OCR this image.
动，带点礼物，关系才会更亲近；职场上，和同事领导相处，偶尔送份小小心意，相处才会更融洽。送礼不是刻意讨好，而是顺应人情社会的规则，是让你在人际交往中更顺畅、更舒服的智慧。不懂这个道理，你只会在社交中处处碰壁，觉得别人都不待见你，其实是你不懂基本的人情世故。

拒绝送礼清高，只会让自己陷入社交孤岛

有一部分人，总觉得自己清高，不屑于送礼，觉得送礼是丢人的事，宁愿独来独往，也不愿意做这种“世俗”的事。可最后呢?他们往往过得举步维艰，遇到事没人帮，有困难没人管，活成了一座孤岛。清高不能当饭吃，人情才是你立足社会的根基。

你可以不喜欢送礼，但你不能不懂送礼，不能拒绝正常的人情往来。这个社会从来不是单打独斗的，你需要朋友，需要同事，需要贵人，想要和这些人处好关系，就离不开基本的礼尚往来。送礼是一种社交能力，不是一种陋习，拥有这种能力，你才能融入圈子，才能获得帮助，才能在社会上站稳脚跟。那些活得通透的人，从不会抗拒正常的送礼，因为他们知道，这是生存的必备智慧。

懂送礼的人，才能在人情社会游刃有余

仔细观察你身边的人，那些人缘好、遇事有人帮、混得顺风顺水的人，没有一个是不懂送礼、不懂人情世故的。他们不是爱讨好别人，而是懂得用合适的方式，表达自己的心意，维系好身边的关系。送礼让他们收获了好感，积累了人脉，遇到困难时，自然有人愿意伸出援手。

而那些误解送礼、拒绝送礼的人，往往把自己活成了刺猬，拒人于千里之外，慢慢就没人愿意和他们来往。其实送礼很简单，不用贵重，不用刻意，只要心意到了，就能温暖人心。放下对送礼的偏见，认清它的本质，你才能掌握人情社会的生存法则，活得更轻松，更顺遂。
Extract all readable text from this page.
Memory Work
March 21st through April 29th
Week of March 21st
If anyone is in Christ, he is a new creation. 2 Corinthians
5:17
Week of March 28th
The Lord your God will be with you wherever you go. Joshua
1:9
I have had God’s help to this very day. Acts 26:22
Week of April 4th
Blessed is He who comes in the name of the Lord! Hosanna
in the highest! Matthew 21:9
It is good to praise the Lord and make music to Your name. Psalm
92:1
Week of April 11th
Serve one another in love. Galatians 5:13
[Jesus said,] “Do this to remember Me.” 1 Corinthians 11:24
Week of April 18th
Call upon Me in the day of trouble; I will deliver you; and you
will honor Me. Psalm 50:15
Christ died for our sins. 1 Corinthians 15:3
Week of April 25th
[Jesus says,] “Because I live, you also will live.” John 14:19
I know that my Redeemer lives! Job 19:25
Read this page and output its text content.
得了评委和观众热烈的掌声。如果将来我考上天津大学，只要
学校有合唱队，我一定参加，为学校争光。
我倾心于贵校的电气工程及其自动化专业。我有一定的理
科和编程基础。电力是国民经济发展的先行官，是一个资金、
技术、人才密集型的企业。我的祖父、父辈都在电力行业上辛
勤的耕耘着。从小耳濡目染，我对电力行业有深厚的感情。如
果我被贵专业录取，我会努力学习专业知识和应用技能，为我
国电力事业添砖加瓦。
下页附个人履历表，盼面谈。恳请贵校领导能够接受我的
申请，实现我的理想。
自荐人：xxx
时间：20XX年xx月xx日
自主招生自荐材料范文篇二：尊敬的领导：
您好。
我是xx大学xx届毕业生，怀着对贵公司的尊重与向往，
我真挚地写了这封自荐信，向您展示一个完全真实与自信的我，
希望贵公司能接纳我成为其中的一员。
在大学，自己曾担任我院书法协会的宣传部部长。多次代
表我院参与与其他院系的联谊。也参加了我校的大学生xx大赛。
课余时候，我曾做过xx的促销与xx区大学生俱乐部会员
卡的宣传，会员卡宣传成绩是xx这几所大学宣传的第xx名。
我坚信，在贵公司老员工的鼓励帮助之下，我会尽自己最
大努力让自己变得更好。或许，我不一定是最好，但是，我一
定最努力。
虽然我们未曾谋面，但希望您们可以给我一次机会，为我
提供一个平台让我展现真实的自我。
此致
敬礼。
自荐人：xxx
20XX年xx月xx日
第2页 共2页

+++

#### EXERCISE AIM
All of the records must be retyped exactly as they are.

#### PROBLEM SOLUTION
OCR this image.
动，带点礼物，关系才会更亲近；职场上，和同事领导相处，偶尔送份小小心意，相处才会更融洽。送礼不是刻意讨好，而是顺应人情社会的规则，是让你在人际交往中更顺畅、更舒服的智慧。不懂这个道理，你只会在社交中处处碰壁，觉得别人都不待见你，其实是你不懂基本的人情世故。

拒绝送礼清高，只会让自己陷入社交孤岛

有一部分人，总觉得自己清高，不屑于送礼，觉得送礼是丢人的事，宁愿独来独往，也不愿意做这种“世俗”的事。可最后呢?他们往往过得举步维艰，遇到事没人帮，有困难没人管，活成了一座孤岛。清高不能当饭吃，人情才是你立足社会的根基。

你可以不喜欢送礼，但你不能不懂送礼，不能拒绝正常的人情往来。这个社会从来不是单打独斗的，你需要朋友，需要同事，需要贵人，想要和这些人处好关系，就离不开基本的礼尚往来。送礼是一种社交能力，不是一种陋习，拥有这种能力，你才能融入圈子，才能获得帮助，才能在社会上站稳脚跟。那些活得通透的人，从不会抗拒正常的送礼，因为他们知道，这是生存的必备智慧。

懂送礼的人，才能在人情社会游刃有余

仔细观察你身边的人，那些人缘好、遇事有人帮、混得顺风顺水的人，没有一个是不懂送礼、不懂人情世故的。他们不是爱讨好别人，而是懂得用合适的方式，表达自己的心意，维系好身边的关系。送礼让他们收获了好感，积累了人脉，遇到困难时，自然有人愿意伸出援手。

而那些误解送礼、拒绝送礼的人，往往把自己活成了刺猬，拒人于千里之外，慢慢就没人愿意和他们来往。其实送礼很简单，不用贵重，不用刻意，只要心意到了，就能温暖人心。放下对送礼的偏见，认清它的本质，你才能掌握人情社会的生存法则，活得更轻松，更顺遂。
Extract all readable text from this page.
Memory Work
March 21st through April 29th
Week of March 21st
If anyone is in Christ, he is a new creation. 2 Corinthians
5:17
Week of March 28th
The Lord your God will be with you wherever you go. Joshua
1:9
I have had God’s help to this very day. Acts 26:22
Week of April 4th
Blessed is He who comes in the name of the Lord! Hosanna
in the highest! Matthew 21:9
It is good to praise the Lord and make music to Your name. Psalm
92:1
Week of April 11th
Serve one another in love. Galatians 5:13
[Jesus said,] “Do this to remember Me.” 1 Corinthians 11:24
Week of April 18th
Call upon Me in the day of trouble; I will deliver you; and you
will honor Me. Psalm 50:15
Christ died for our sins. 1 Corinthians 15:3
Week of April 25th
[Jesus says,] “Because I live, you also will live.” John 14:19
I know that my Redeemer lives! Job 19:25
Read this page and output its text content.
得了评委和观众热烈的掌声。如果将来我考上天津大学，只要
学校有合唱队，我一定参加，为学校争光。
我倾心于贵校的电气工程及其自动化专业。我有一定的理
科和编程基础。电力是国民经济发展的先行官，是一个资金、
技术、人才密集型的企业。我的祖父、父辈都在电力行业上辛
勤的耕耘着。从小耳濡目染，我对电力行业有深厚的感情。如
果我被贵专业录取，我会努力学习专业知识和应用技能，为我
国电力事业添砖加瓦。
下页附个人履历表，盼面谈。恳请贵校领导能够接受我的
申请，实现我的理想。
自荐人：xxx
时间：20XX年xx月xx日
自主招生自荐材料范文篇二：尊敬的领导：
您好。
我是xx大学xx届毕业生，怀着对贵公司的尊重与向往，
我真挚地写了这封自荐信，向您展示一个完全真实与自信的我，
希望贵公司能接纳我成为其中的一员。
在大学，自己曾担任我院书法协会的宣传部部长。多次代
表我院参与与其他院系的联谊。也参加了我校的大学生xx大赛。
课余时候，我曾做过xx的促销与xx区大学生俱乐部会员
卡的宣传，会员卡宣传成绩是xx这几所大学宣传的第xx名。
我坚信，在贵公司老员工的鼓励帮助之下，我会尽自己最
大努力让自己变得更好。或许，我不一定是最好，但是，我一
定最努力。
虽然我们未曾谋面，但希望您们可以给我一次机会，为我
提供一个平台让我展现真实的自我。
此致
敬礼。
自荐人：xxx
20XX年xx月xx日
第2页 共2页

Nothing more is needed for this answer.